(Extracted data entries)
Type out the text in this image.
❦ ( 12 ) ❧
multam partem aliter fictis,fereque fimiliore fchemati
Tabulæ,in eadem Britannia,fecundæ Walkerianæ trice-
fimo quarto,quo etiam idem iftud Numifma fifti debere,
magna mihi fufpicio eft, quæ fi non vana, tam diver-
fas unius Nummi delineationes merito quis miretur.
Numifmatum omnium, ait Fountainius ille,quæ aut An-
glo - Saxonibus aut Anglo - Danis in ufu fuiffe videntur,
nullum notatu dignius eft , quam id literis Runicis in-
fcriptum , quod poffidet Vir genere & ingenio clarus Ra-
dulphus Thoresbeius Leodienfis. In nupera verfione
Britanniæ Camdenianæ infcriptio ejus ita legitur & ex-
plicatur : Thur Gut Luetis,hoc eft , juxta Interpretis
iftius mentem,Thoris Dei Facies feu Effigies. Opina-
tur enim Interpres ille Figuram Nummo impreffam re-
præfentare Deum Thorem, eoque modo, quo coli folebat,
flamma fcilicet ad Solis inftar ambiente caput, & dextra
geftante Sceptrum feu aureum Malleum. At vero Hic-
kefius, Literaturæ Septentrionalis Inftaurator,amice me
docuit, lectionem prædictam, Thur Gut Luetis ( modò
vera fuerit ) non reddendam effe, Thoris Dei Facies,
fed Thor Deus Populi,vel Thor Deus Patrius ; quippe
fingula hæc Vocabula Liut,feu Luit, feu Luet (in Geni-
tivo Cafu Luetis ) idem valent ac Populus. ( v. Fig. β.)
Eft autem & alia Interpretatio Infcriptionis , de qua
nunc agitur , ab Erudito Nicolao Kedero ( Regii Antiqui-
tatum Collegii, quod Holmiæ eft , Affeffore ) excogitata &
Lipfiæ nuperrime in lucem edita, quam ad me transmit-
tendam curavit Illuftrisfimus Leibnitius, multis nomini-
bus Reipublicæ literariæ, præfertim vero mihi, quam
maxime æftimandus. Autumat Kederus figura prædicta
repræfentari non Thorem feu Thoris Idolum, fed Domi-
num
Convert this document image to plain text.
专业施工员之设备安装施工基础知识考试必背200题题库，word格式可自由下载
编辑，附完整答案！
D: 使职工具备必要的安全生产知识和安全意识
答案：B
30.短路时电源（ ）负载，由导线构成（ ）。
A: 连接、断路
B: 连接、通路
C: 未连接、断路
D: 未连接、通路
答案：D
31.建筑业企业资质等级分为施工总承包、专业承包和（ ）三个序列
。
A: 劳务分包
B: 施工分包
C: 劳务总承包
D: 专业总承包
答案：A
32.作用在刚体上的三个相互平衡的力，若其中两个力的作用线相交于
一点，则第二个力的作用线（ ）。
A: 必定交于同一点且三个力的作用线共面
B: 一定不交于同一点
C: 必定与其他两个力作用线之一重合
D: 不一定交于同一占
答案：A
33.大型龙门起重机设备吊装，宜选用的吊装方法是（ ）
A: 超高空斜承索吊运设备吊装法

- _Task goal_: Give again, word for word, every line from the one holding "Convert this document image to plain text." to the end of the data.

- _Output below_:
Convert this document image to plain text.
专业施工员之设备安装施工基础知识考试必背200题题库，word格式可自由下载
编辑，附完整答案！
D: 使职工具备必要的安全生产知识和安全意识
答案：B
30.短路时电源（ ）负载，由导线构成（ ）。
A: 连接、断路
B: 连接、通路
C: 未连接、断路
D: 未连接、通路
答案：D
31.建筑业企业资质等级分为施工总承包、专业承包和（ ）三个序列
。
A: 劳务分包
B: 施工分包
C: 劳务总承包
D: 专业总承包
答案：A
32.作用在刚体上的三个相互平衡的力，若其中两个力的作用线相交于
一点，则第二个力的作用线（ ）。
A: 必定交于同一点且三个力的作用线共面
B: 一定不交于同一点
C: 必定与其他两个力作用线之一重合
D: 不一定交于同一占
答案：A
33.大型龙门起重机设备吊装，宜选用的吊装方法是（ ）
A: 超高空斜承索吊运设备吊装法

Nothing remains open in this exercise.